>> Start

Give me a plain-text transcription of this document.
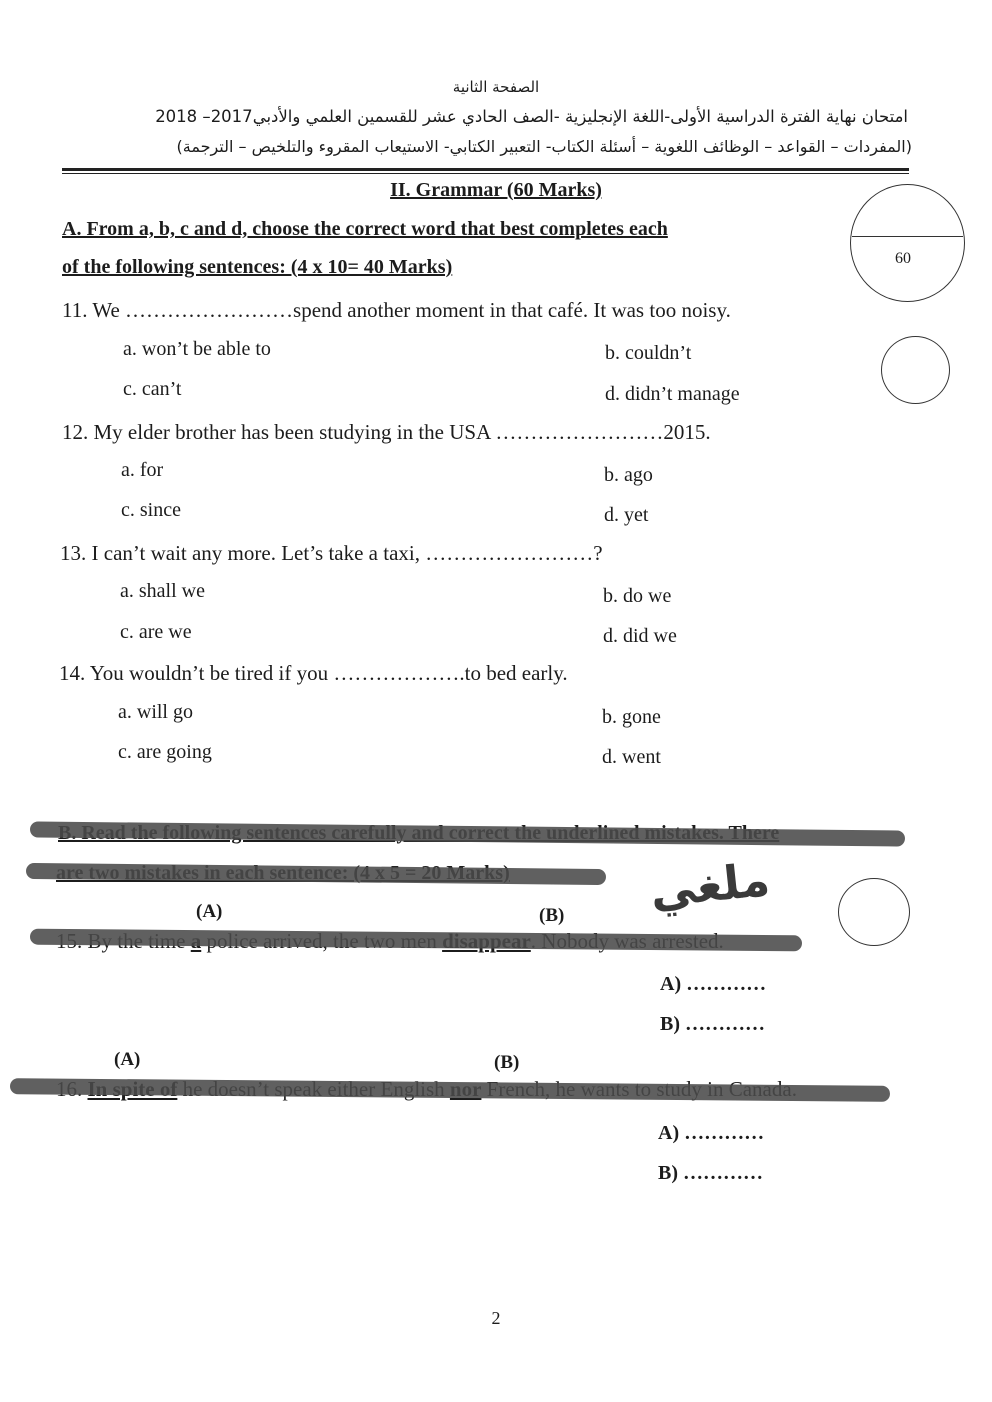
الصفحة الثانية
امتحان نهاية الفترة الدراسية الأولى-اللغة الإنجليزية -الصف الحادي عشر للقسمين العلمي والأدبي2017– 2018
(المفردات – القواعد – الوظائف اللغوية – أسئلة الكتاب- التعبير الكتابي- الاستيعاب المقروء والتلخيص – الترجمة)
II. Grammar (60 Marks)
60
A. From a, b, c and d, choose the correct word that best completes each
of the following sentences: (4 x 10= 40 Marks)
11. We ……………………spend another moment in that café. It was too noisy.
a. won’t be able to	b. couldn’t
c. can’t	d. didn’t manage
12. My elder brother has been studying in the USA ……………………2015.
a. for	b. ago
c. since	d. yet
13. I can’t wait any more. Let’s take a taxi, ……………………?
a. shall we	b. do we
c. are we	d. did we
14. You wouldn’t be tired if you ……………….to bed early.
a. will go	b. gone
c. are going	d. went
ملغي
(A)	(B)
A) …………
B) …………
(A)	(B)
A) …………
B) …………
2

>> End

Leave out the pictures and restate everything else word for word.

Give me a plain-text transcription of this document.
الصفحة الثانية
امتحان نهاية الفترة الدراسية الأولى-اللغة الإنجليزية -الصف الحادي عشر للقسمين العلمي والأدبي2017– 2018
(المفردات – القواعد – الوظائف اللغوية – أسئلة الكتاب- التعبير الكتابي- الاستيعاب المقروء والتلخيص – الترجمة)
II. Grammar (60 Marks)
60
A. From a, b, c and d, choose the correct word that best completes each
of the following sentences: (4 x 10= 40 Marks)
11. We ……………………spend another moment in that café. It was too noisy.
a. won’t be able to	b. couldn’t
c. can’t	d. didn’t manage
12. My elder brother has been studying in the USA ……………………2015.
a. for	b. ago
c. since	d. yet
13. I can’t wait any more. Let’s take a taxi, ……………………?
a. shall we	b. do we
c. are we	d. did we
14. You wouldn’t be tired if you ……………….to bed early.
a. will go	b. gone
c. are going	d. went
ملغي
(A)	(B)
A) …………
B) …………
(A)	(B)
A) …………
B) …………
2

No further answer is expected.